**YOUR INSTRUCTIONS**
Identify and copy all lines of the material where the string "محكوم" is found.

** Start of RECORDS FOR THE TASK **

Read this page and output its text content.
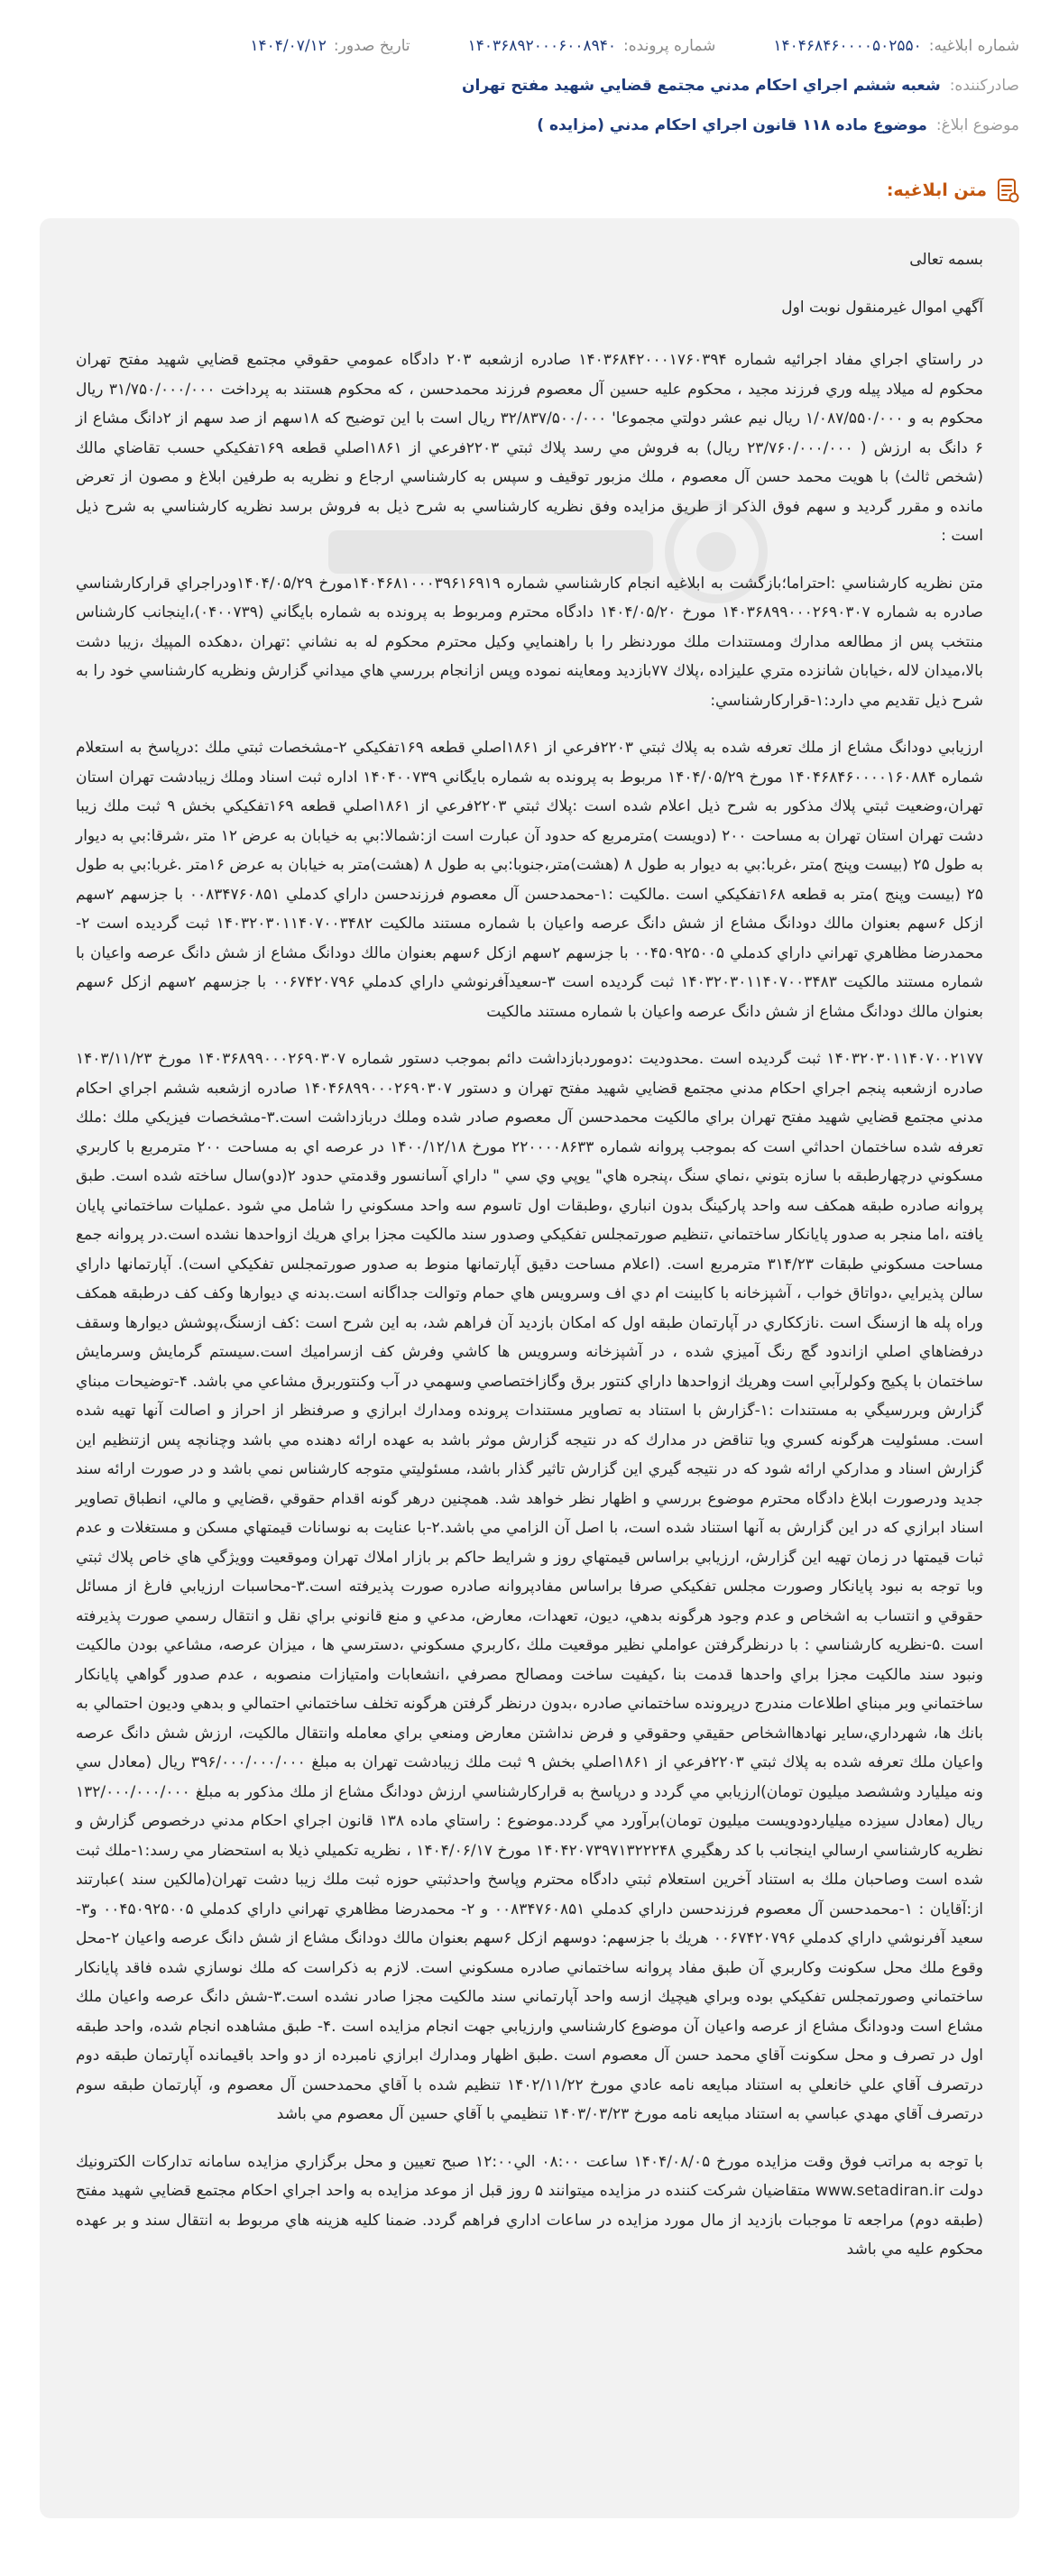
شماره ابلاغیه:
۱۴۰۴۶۸۴۶۰۰۰۰۵۰۲۵۵۰
شماره پرونده:
۱۴۰۳۶۸۹۲۰۰۰۶۰۰۸۹۴۰
تاریخ صدور:
۱۴۰۴/۰۷/۱۲
صادرکننده:
شعبه ششم اجراي احكام مدني مجتمع قضايي شهيد مفتح تهران
موضوع ابلاغ:
موضوع ماده ۱۱۸ قانون اجراي احكام مدني (مزايده )
متن ابلاغیه:

بسمه تعالی

آگهي اموال غيرمنقول نوبت اول

در راستاي اجراي مفاد اجرائيه شماره ۱۴۰۳۶۸۴۲۰۰۰۱۷۶۰۳۹۴ صادره ازشعبه ۲۰۳ دادگاه عمومي حقوقي مجتمع قضايي شهيد مفتح تهران محكوم له ميلاد پيله وري فرزند مجيد ، محكوم عليه حسين آل معصوم فرزند محمدحسن ، كه محكوم هستند به پرداخت ۳۱/۷۵۰/۰۰۰/۰۰۰ ريال محكوم به و ۱/۰۸۷/۵۵۰/۰۰۰ ريال نيم عشر دولتي مجموعا' ۳۲/۸۳۷/۵۰۰/۰۰۰ ريال است با اين توضيح كه ۱۸سهم از صد سهم از ۲دانگ مشاع از ۶ دانگ به ارزش ( ۲۳/۷۶۰/۰۰۰/۰۰۰ ريال) به فروش مي رسد پلاك ثبتي ۲۲۰۳فرعي از ۱۸۶۱اصلي قطعه ۱۶۹تفكيكي حسب تقاضاي مالك (شخص ثالث) با هويت محمد حسن آل معصوم ، ملك مزبور توقيف و سپس به كارشناسي ارجاع و نظريه به طرفين ابلاغ و مصون از تعرض مانده و مقرر گرديد و سهم فوق الذكر از طريق مزايده وفق نظريه كارشناسي به شرح ذيل به فروش برسد نظريه كارشناسي به شرح ذيل است :

متن نظريه كارشناسي :احتراما؛بازگشت به ابلاغيه انجام كارشناسي شماره ۱۴۰۴۶۸۱۰۰۰۳۹۶۱۶۹۱۹مورخ ۱۴۰۴/۰۵/۲۹ودراجراي قرارکارشناسي صادره به شماره ۱۴۰۳۶۸۹۹۰۰۰۲۶۹۰۳۰۷ مورخ ۱۴۰۴/۰۵/۲۰ دادگاه محترم ومربوط به پرونده به شماره بايگاني (۰۴۰۰۷۳۹)،اينجانب كارشناس منتخب پس از مطالعه مدارك ومستندات ملك موردنظر را با راهنمايي وكيل محترم محكوم له به نشاني :تهران ،دهكده المپيك ،زيبا دشت بالا،ميدان لاله ،خيابان شانزده متري عليزاده ،پلاك ۷۷بازديد ومعاينه نموده وپس ازانجام بررسي هاي ميداني گزارش ونظريه كارشناسي خود را به شرح ذيل تقديم مي دارد:۱-قرارکارشناسي:

ارزيابي دودانگ مشاع از ملك تعرفه شده به پلاك ثبتي ۲۲۰۳فرعي از ۱۸۶۱اصلي قطعه ۱۶۹تفكيكي ۲-مشخصات ثبتي ملك :درپاسخ به استعلام شماره ۱۴۰۴۶۸۴۶۰۰۰۰۱۶۰۸۸۴ مورخ ۱۴۰۴/۰۵/۲۹ مربوط به پرونده به شماره بايگاني ۱۴۰۴۰۰۷۳۹ اداره ثبت اسناد وملك زيبادشت تهران استان تهران،وضعيت ثبتي پلاك مذكور به شرح ذيل اعلام شده است :پلاك ثبتي ۲۲۰۳فرعي از ۱۸۶۱اصلي قطعه ۱۶۹تفكيكي بخش ۹ ثبت ملك زيبا دشت تهران استان تهران به مساحت ۲۰۰ (دويست )مترمربع كه حدود آن عبارت است از:شمالا:بي به خيابان به عرض ۱۲ متر ،شرقا:بي به ديوار به طول ۲۵ (بيست وپنج )متر ،غربا:بي به ديوار به طول ۸ (هشت)متر،جنوبا:بي به طول ۸ (هشت)متر به خيابان به عرض ۱۶متر .غربا:بي به طول ۲۵ (بيست وپنج )متر به قطعه ۱۶۸تفكيكي است .مالكيت :۱-محمدحسن آل معصوم فرزندحسن داراي كدملي ۰۰۸۳۴۷۶۰۸۵۱ با جزسهم ۲سهم ازكل ۶سهم بعنوان مالك دودانگ مشاع از شش دانگ عرصه واعيان با شماره مستند مالكيت ۱۴۰۳۲۰۳۰۱۱۴۰۷۰۰۳۴۸۲ ثبت گرديده است ۲- محمدرضا مظاهري تهراني داراي كدملي ۰۰۴۵۰۹۲۵۰۰۵ با جزسهم ۲سهم ازكل ۶سهم بعنوان مالك دودانگ مشاع از شش دانگ عرصه واعيان با شماره مستند مالكيت ۱۴۰۳۲۰۳۰۱۱۴۰۷۰۰۳۴۸۳ ثبت گرديده است ۳-سعيدآفرنوشي داراي كدملي ۰۰۶۷۴۲۰۷۹۶ با جزسهم ۲سهم ازكل ۶سهم بعنوان مالك دودانگ مشاع از شش دانگ عرصه واعيان با شماره مستند مالكيت

۱۴۰۳۲۰۳۰۱۱۴۰۷۰۰۲۱۷۷ ثبت گرديده است .محدوديت :دوموردبازداشت دائم بموجب دستور شماره ۱۴۰۳۶۸۹۹۰۰۰۲۶۹۰۳۰۷ مورخ ۱۴۰۳/۱۱/۲۳ صادره ازشعبه پنجم اجراي احكام مدني مجتمع قضايي شهيد مفتح تهران و دستور ۱۴۰۴۶۸۹۹۰۰۰۲۶۹۰۳۰۷ صادره ازشعبه ششم اجراي احكام مدني مجتمع قضايي شهيد مفتح تهران براي مالكيت محمدحسن آل معصوم صادر شده وملك دربازداشت است.۳-مشخصات فيزيكي ملك :ملك تعرفه شده ساختمان احداثي است كه بموجب پروانه شماره ۲۲۰۰۰۰۸۶۳۳ مورخ ۱۴۰۰/۱۲/۱۸ در عرصه اي به مساحت ۲۰۰ مترمربع با كاربري مسكوني درچهارطبقه با سازه بتوني ،نماي سنگ ،پنجره هاي" يوپي وي سي " داراي آسانسور وقدمتي حدود ۲(دو)سال ساخته شده است. طبق پروانه صادره طبقه همكف سه واحد پاركينگ بدون انباري ،وطبقات اول تاسوم سه واحد مسكوني را شامل مي شود .عمليات ساختماني پايان يافته ،اما منجر به صدور پايانكار ساختماني ،تنظيم صورتمجلس تفكيكي وصدور سند مالكيت مجزا براي هريك ازواحدها نشده است.در پروانه جمع مساحت مسكوني طبقات ۳۱۴/۲۳ مترمربع است. (اعلام مساحت دقيق آپارتمانها منوط به صدور صورتمجلس تفكيكي است). آپارتمانها داراي سالن پذيرايي ،دواتاق خواب ، آشپزخانه با كابينت ام دي اف وسرويس هاي حمام وتوالت جداگانه است.بدنه ي ديوارها وكف كف درطبقه همكف وراه پله ها ازسنگ است .نازككاري در آپارتمان طبقه اول كه امكان بازديد آن فراهم شد، به اين شرح است :كف ازسنگ،پوشش ديوارها وسقف درفضاهاي اصلي ازاندود گچ رنگ آميزي شده ، در آشپزخانه وسرويس ها كاشي وفرش كف ازسراميك است.سيستم گرمايش وسرمايش ساختمان با پكيج وكولرآبي است وهريك ازواحدها داراي كنتور برق وگازاختصاصي وسهمي در آب وكنتوربرق مشاعي مي باشد. ۴-توضيحات مبناي گزارش وبررسيگي به مستندات :۱-گزارش با استناد به تصاوير مستندات پرونده ومدارك ابرازي و صرفنظر از احراز و اصالت آنها تهيه شده است. مسئوليت هرگونه كسري ويا تناقض در مدارك كه در نتيجه گزارش موثر باشد به عهده ارائه دهنده مي باشد وچنانچه پس ازتنظيم اين گزارش اسناد و مداركي ارائه شود كه در نتيجه گيري اين گزارش تاثير گذار باشد، مسئوليتي متوجه كارشناس نمي باشد و در صورت ارائه سند جديد ودرصورت ابلاغ دادگاه محترم موضوع بررسي و اظهار نظر خواهد شد. همچنين درهر گونه اقدام حقوقي ،قضايي و مالي، انطباق تصاوير اسناد ابرازي كه در اين گزارش به آنها استناد شده است، با اصل آن الزامي مي باشد.۲-با عنايت به نوسانات قيمتهاي مسكن و مستغلات و عدم ثبات قيمتها در زمان تهيه اين گزارش، ارزيابي براساس قيمتهاي روز و شرايط حاكم بر بازار املاك تهران وموقعيت وويژگي هاي خاص پلاك ثبتي وبا توجه به نبود پايانكار وصورت مجلس تفكيكي صرفا براساس مفادپروانه صادره صورت پذيرفته است.۳-محاسبات ارزيابي فارغ از مسائل حقوقي و انتساب به اشخاص و عدم وجود هرگونه بدهي، ديون، تعهدات، معارض، مدعي و منع قانوني براي نقل و انتقال رسمي صورت پذيرفته است .۵-نظريه كارشناسي : با درنظرگرفتن عواملي نظير موقعيت ملك ،كاربري مسكوني ،دسترسي ها ، ميزان عرصه، مشاعي بودن مالكيت ونبود سند مالكيت مجزا براي واحدها قدمت بنا ،كيفيت ساخت ومصالح مصرفي ،انشعابات وامتيازات منصوبه ، عدم صدور گواهي پايانكار ساختماني وبر مبناي اطلاعات مندرج درپرونده ساختماني صادره ،بدون درنظر گرفتن هرگونه تخلف ساختماني احتمالي و بدهي وديون احتمالي به بانك ها، شهرداري،ساير نهادهااشخاص حقيقي وحقوقي و فرض نداشتن معارض ومنعي براي معامله وانتقال مالكيت، ارزش شش دانگ عرصه واعيان ملك تعرفه شده به پلاك ثبتي ۲۲۰۳فرعي از ۱۸۶۱اصلي بخش ۹ ثبت ملك زيبادشت تهران به مبلغ ۳۹۶/۰۰۰/۰۰۰/۰۰۰ ريال (معادل سي ونه ميليارد وششصد ميليون تومان)ارزيابي مي گردد و درپاسخ به قرارکارشناسي ارزش دودانگ مشاع از ملك مذكور به مبلغ ۱۳۲/۰۰۰/۰۰۰/۰۰۰ ريال (معادل سيزده ميلياردودويست ميليون تومان)برآورد مي گردد.موضوع : راستاي ماده ۱۳۸ قانون اجراي احكام مدني درخصوص گزارش و نظريه كارشناسي ارسالي اينجانب با كد رهگيري ۱۴۰۴۲۰۷۳۹۷۱۳۲۲۲۴۸ مورخ ۱۴۰۴/۰۶/۱۷ ، نظريه تكميلي ذيلا به استحضار مي رسد:۱-ملك ثبت شده است وصاحبان ملك به استناد آخرين استعلام ثبتي دادگاه محترم وپاسخ واحدثبتي حوزه ثبت ملك زيبا دشت تهران(مالكين سند )عبارتند از:آقايان : ۱-محمدحسن آل معصوم فرزندحسن داراي كدملي ۰۰۸۳۴۷۶۰۸۵۱ و ۲- محمدرضا مظاهري تهراني داراي كدملي ۰۰۴۵۰۹۲۵۰۰۵ و۳- سعيد آفرنوشي داراي كدملي ۰۰۶۷۴۲۰۷۹۶ هريك با جزسهم: دوسهم ازكل ۶سهم بعنوان مالك دودانگ مشاع از شش دانگ عرصه واعيان ۲-محل وقوع ملك محل سكونت وكاربري آن طبق مفاد پروانه ساختماني صادره مسكوني است. لازم به ذكراست كه ملك نوسازي شده فاقد پايانكار ساختماني وصورتمجلس تفكيكي بوده وبراي هيچيك ازسه واحد آپارتماني سند مالكيت مجزا صادر نشده است.۳-شش دانگ عرصه واعيان ملك مشاع است ودودانگ مشاع از عرصه واعيان آن موضوع كارشناسي وارزيابي جهت انجام مزايده است .۴- طبق مشاهده انجام شده، واحد طبقه اول در تصرف و محل سكونت آقاي محمد حسن آل معصوم است .طبق اظهار ومدارك ابرازي نامبرده از دو واحد باقيمانده آپارتمان طبقه دوم درتصرف آقاي علي خانعلي به استناد مبايعه نامه عادي مورخ ۱۴۰۲/۱۱/۲۲ تنظيم شده با آقاي محمدحسن آل معصوم و، آپارتمان طبقه سوم درتصرف آقاي مهدي عباسي به استناد مبايعه نامه مورخ ۱۴۰۳/۰۳/۲۳ تنظيمي با آقاي حسين آل معصوم مي باشد

با توجه به مراتب فوق وقت مزايده مورخ ۱۴۰۴/۰۸/۰۵ ساعت ۰۸:۰۰ الي۱۲:۰۰ صبح تعيين و محل برگزاري مزايده سامانه تداركات الكترونيك دولت www.setadiran.ir متقاضيان شركت كننده در مزايده ميتوانند ۵ روز قبل از موعد مزايده به واحد اجراي احكام مجتمع قضايي شهيد مفتح (طبقه دوم) مراجعه تا موجبات بازديد از مال مورد مزايده در ساعات اداري فراهم گردد. ضمنا كليه هزينه هاي مربوط به انتقال سند و بر عهده محكوم عليه مي باشد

** End of RECORDS FOR THE TASK **

**EXPECTED OUTPUT**
در راستاي اجراي مفاد اجرائيه شماره ۱۴۰۳۶۸۴۲۰۰۰۱۷۶۰۳۹۴ صادره ازشعبه ۲۰۳ دادگاه عمومي حقوقي مجتمع قضايي شهيد مفتح تهران محكوم له ميلاد پيله وري فرزند مجيد ، محكوم عليه حسين آل معصوم فرزند محمدحسن ، كه محكوم هستند به پرداخت ۳۱/۷۵۰/۰۰۰/۰۰۰ ريال محكوم به و ۱/۰۸۷/۵۵۰/۰۰۰ ريال نيم عشر دولتي مجموعا' ۳۲/۸۳۷/۵۰۰/۰۰۰ ريال است با اين توضيح كه ۱۸سهم از صد سهم از ۲دانگ مشاع از ۶ دانگ به ارزش ( ۲۳/۷۶۰/۰۰۰/۰۰۰ ريال) به فروش مي رسد پلاك ثبتي ۲۲۰۳فرعي از ۱۸۶۱اصلي قطعه ۱۶۹تفكيكي حسب تقاضاي مالك (شخص ثالث) با هويت محمد حسن آل معصوم ، ملك مزبور توقيف و سپس به كارشناسي ارجاع و نظريه به طرفين ابلاغ و مصون از تعرض مانده و مقرر گرديد و سهم فوق الذكر از طريق مزايده وفق نظريه كارشناسي به شرح ذيل به فروش برسد نظريه كارشناسي به شرح ذيل است :
متن نظريه كارشناسي :احتراما؛بازگشت به ابلاغيه انجام كارشناسي شماره ۱۴۰۴۶۸۱۰۰۰۳۹۶۱۶۹۱۹مورخ ۱۴۰۴/۰۵/۲۹ودراجراي قرارکارشناسي صادره به شماره ۱۴۰۳۶۸۹۹۰۰۰۲۶۹۰۳۰۷ مورخ ۱۴۰۴/۰۵/۲۰ دادگاه محترم ومربوط به پرونده به شماره بايگاني (۰۴۰۰۷۳۹)،اينجانب كارشناس منتخب پس از مطالعه مدارك ومستندات ملك موردنظر را با راهنمايي وكيل محترم محكوم له به نشاني :تهران ،دهكده المپيك ،زيبا دشت بالا،ميدان لاله ،خيابان شانزده متري عليزاده ،پلاك ۷۷بازديد ومعاينه نموده وپس ازانجام بررسي هاي ميداني گزارش ونظريه كارشناسي خود را به شرح ذيل تقديم مي دارد:۱-قرارکارشناسي:
با توجه به مراتب فوق وقت مزايده مورخ ۱۴۰۴/۰۸/۰۵ ساعت ۰۸:۰۰ الي۱۲:۰۰ صبح تعيين و محل برگزاري مزايده سامانه تداركات الكترونيك دولت www.setadiran.ir متقاضيان شركت كننده در مزايده ميتوانند ۵ روز قبل از موعد مزايده به واحد اجراي احكام مجتمع قضايي شهيد مفتح (طبقه دوم) مراجعه تا موجبات بازديد از مال مورد مزايده در ساعات اداري فراهم گردد. ضمنا كليه هزينه هاي مربوط به انتقال سند و بر عهده محكوم عليه مي باشد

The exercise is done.